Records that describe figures
:::
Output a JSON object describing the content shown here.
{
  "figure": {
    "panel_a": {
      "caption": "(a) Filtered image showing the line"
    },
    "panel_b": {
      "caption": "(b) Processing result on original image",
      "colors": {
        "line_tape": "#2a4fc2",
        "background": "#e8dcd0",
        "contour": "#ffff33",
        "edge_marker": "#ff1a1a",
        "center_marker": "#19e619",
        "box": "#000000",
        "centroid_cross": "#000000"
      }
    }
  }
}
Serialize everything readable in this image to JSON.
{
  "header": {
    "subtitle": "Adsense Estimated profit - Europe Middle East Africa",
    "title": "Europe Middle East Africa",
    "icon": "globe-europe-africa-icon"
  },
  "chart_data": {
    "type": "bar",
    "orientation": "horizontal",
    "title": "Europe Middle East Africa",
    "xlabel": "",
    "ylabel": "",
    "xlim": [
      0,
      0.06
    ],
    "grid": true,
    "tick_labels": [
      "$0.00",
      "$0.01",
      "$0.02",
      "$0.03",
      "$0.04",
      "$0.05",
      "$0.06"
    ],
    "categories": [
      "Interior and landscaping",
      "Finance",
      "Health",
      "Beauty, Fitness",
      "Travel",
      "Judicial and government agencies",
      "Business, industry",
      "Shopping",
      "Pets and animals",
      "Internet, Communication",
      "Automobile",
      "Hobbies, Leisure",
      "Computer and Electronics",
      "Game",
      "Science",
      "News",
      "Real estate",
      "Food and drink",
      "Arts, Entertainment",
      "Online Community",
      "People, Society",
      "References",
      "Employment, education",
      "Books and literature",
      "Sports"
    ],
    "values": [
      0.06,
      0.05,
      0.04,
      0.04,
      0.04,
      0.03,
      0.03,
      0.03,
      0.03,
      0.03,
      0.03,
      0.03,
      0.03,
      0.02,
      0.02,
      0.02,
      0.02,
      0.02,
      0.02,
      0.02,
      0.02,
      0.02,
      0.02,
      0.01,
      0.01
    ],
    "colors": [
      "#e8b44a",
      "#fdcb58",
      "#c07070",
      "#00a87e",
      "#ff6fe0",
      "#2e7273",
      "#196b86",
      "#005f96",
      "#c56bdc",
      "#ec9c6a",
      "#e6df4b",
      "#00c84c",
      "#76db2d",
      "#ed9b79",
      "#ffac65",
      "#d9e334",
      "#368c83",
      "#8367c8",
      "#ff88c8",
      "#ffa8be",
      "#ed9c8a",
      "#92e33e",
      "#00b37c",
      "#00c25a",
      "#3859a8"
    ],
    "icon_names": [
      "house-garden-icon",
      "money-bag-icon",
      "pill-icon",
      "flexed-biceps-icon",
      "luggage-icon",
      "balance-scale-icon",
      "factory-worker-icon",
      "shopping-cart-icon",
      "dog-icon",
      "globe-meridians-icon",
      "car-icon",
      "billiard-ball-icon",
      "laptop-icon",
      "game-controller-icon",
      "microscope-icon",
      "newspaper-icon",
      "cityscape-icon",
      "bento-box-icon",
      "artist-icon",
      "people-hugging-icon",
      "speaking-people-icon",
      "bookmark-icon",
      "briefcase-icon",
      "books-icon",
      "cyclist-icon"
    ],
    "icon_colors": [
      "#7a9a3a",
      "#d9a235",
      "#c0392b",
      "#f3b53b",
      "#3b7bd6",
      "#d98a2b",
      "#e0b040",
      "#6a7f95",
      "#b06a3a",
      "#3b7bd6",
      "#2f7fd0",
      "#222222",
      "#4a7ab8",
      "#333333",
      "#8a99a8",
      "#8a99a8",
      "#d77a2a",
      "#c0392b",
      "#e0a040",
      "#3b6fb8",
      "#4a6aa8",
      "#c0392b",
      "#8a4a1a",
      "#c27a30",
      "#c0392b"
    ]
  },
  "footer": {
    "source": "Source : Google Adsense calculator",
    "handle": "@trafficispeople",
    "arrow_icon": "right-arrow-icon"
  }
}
:::
_STATED GOAL:_
Your task is to gather every line with the word "globe" and copy it.

_WRITTEN SOLUTION:_
    "icon": "globe-europe-africa-icon"
      "globe-meridians-icon",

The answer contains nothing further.